--- Begin Material provided ---
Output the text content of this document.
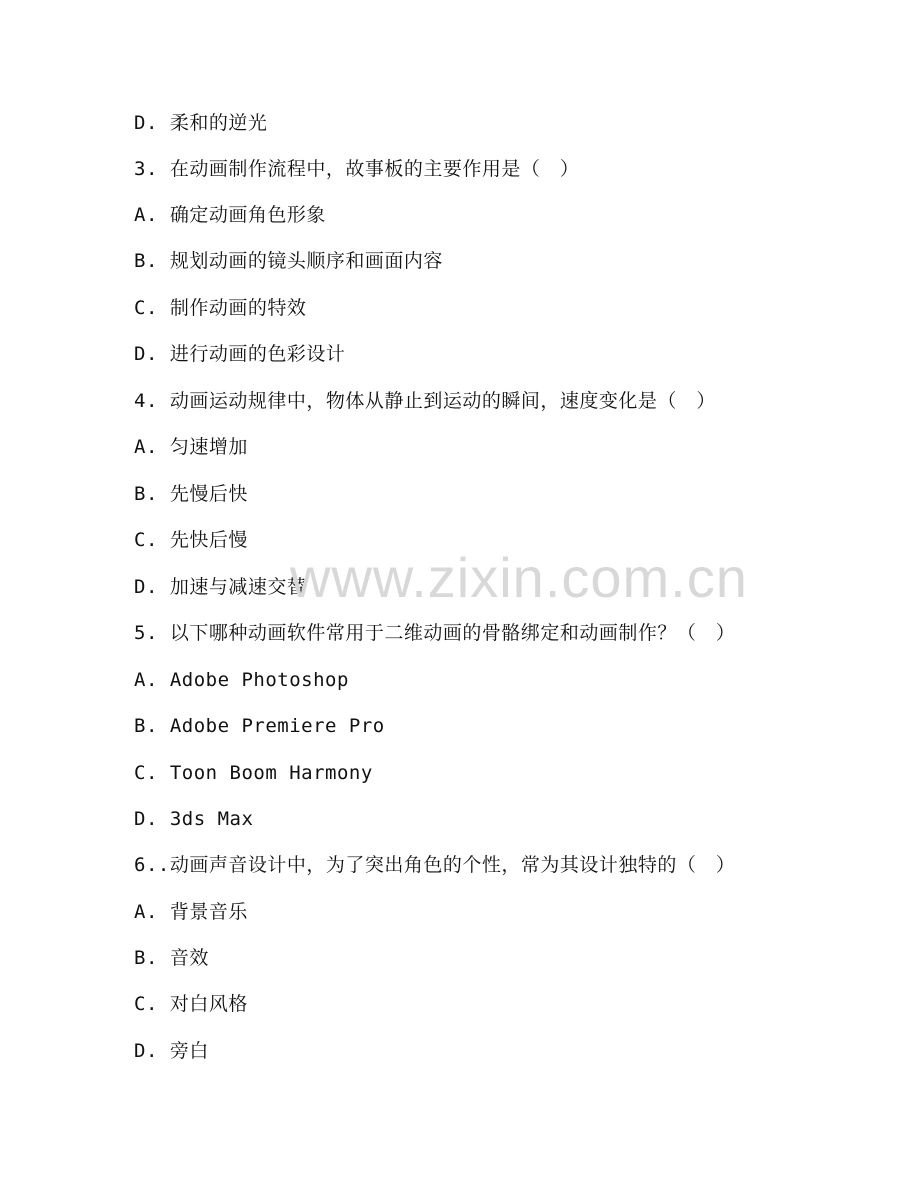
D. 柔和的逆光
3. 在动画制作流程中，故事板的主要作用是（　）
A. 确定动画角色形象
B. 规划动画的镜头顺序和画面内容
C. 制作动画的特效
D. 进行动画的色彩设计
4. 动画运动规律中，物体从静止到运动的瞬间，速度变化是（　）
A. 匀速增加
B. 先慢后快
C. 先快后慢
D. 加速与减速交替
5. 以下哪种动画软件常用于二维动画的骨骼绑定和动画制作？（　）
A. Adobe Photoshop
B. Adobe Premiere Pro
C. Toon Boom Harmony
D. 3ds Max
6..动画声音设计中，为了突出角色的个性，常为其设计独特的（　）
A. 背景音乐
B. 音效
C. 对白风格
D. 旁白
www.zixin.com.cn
--- End Material provided ---
--- Begin Material provided ---
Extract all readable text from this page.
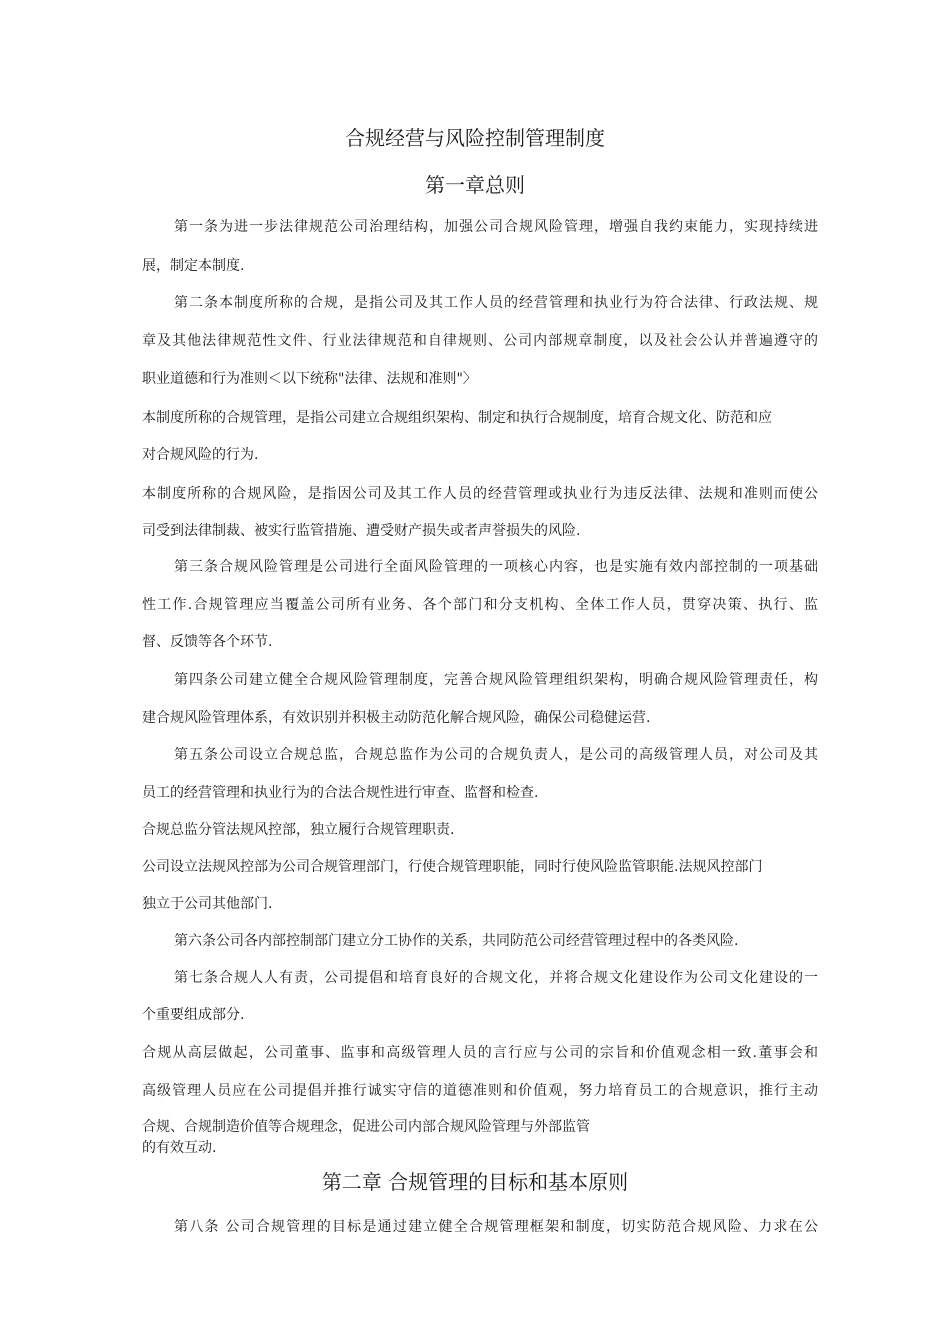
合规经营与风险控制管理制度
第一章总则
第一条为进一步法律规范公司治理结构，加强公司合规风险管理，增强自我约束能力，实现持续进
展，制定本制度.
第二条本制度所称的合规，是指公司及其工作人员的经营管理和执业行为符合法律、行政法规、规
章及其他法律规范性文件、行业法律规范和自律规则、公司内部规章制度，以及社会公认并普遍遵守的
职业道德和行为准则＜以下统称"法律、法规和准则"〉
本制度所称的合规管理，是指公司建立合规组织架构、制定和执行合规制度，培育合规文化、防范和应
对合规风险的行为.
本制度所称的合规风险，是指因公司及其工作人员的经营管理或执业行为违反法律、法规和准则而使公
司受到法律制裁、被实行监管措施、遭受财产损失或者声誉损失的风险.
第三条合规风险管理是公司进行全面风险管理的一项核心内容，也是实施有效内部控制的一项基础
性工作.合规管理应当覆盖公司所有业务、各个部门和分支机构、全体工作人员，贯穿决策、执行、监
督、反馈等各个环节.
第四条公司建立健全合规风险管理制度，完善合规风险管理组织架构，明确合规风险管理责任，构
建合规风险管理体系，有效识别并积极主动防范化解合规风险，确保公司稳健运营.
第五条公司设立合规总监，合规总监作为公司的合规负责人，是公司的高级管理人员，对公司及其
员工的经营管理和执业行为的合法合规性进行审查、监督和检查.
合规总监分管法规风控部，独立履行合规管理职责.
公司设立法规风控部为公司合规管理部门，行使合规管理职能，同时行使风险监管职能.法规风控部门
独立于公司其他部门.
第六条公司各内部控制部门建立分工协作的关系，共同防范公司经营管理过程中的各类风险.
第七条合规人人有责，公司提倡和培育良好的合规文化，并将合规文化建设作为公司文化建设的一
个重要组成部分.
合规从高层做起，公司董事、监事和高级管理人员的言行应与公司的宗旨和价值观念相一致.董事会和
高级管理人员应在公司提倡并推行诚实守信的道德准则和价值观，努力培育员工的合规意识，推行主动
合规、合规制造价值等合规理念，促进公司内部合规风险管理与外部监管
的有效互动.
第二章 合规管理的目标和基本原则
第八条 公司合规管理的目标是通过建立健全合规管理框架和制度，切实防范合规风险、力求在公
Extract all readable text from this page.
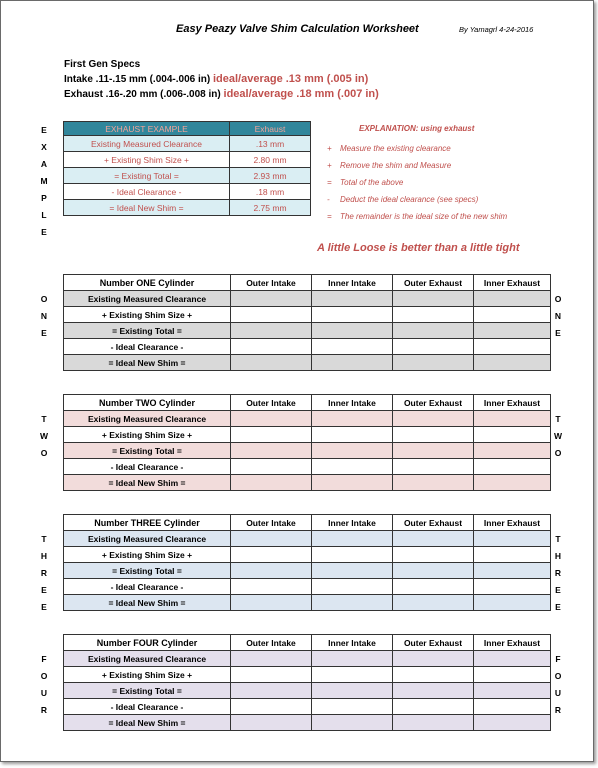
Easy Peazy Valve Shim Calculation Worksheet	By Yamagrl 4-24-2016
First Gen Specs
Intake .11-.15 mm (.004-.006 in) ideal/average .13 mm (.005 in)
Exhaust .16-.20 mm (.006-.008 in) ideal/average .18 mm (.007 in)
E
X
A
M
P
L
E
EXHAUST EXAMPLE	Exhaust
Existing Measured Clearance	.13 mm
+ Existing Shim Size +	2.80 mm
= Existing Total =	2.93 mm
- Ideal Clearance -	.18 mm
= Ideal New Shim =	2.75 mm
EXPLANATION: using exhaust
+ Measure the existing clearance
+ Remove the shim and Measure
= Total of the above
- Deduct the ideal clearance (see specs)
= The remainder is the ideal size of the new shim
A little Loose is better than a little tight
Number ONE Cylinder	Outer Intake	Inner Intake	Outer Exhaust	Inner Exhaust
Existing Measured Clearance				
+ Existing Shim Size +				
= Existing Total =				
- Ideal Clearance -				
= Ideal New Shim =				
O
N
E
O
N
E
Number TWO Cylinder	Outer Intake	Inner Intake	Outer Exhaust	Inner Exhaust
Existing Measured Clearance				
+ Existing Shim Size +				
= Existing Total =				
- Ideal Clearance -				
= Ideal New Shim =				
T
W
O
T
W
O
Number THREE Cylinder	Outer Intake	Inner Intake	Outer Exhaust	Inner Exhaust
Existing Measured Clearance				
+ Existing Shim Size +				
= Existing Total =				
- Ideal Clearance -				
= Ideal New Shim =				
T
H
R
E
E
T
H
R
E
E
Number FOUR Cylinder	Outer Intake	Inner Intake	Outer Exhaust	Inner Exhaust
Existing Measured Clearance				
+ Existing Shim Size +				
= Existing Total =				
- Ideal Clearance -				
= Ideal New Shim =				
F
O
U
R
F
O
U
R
--- End Material provided ---
--- Begin Material provided ---
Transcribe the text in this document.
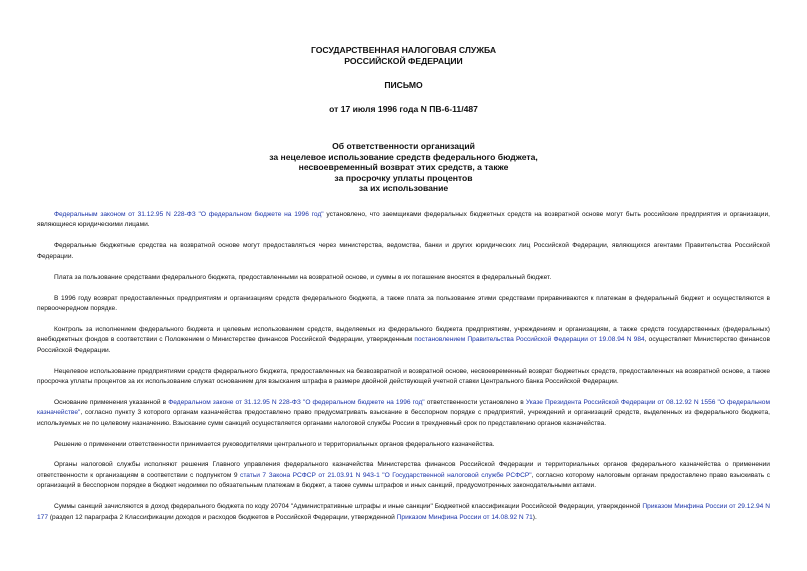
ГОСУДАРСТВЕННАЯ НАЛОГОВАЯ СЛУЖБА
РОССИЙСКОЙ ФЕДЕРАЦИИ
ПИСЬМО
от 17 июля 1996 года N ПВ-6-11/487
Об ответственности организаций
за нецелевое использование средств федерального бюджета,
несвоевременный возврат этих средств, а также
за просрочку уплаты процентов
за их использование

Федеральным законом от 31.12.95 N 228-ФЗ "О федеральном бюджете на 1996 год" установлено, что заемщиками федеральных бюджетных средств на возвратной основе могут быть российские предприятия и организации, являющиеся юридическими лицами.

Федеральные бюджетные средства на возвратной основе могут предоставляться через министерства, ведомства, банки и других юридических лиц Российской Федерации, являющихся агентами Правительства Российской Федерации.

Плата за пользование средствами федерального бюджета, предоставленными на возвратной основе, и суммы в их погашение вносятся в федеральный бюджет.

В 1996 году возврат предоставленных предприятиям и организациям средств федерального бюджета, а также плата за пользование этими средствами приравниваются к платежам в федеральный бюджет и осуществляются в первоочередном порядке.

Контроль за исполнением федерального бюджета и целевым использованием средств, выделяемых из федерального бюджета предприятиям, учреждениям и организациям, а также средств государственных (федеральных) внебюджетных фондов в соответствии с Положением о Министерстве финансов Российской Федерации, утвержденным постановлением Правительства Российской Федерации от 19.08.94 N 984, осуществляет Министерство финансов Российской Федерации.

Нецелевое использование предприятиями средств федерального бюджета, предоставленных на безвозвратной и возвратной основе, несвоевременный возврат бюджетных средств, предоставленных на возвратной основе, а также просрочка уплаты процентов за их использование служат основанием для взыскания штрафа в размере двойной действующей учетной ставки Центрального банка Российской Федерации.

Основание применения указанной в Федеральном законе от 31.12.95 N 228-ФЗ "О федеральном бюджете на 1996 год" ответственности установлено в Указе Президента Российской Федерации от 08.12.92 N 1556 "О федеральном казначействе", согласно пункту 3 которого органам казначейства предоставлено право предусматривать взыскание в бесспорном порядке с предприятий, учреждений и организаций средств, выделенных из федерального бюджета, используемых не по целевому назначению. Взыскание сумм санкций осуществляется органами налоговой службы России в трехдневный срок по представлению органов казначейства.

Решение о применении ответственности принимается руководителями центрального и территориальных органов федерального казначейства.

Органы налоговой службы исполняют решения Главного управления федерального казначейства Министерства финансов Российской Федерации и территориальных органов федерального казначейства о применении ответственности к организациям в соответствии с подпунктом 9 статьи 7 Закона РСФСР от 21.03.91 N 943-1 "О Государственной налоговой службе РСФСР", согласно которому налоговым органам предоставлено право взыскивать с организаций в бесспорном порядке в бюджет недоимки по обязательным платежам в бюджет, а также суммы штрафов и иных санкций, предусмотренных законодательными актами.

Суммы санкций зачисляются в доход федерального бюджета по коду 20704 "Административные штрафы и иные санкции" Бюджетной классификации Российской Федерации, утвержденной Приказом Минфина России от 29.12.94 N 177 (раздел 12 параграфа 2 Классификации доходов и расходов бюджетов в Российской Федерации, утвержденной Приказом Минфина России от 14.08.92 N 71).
--- End Material provided ---
» **Task prompt**: Say how many lines in this material hold "несвоевременный", and say nothing else.

» **Expected answer**: 2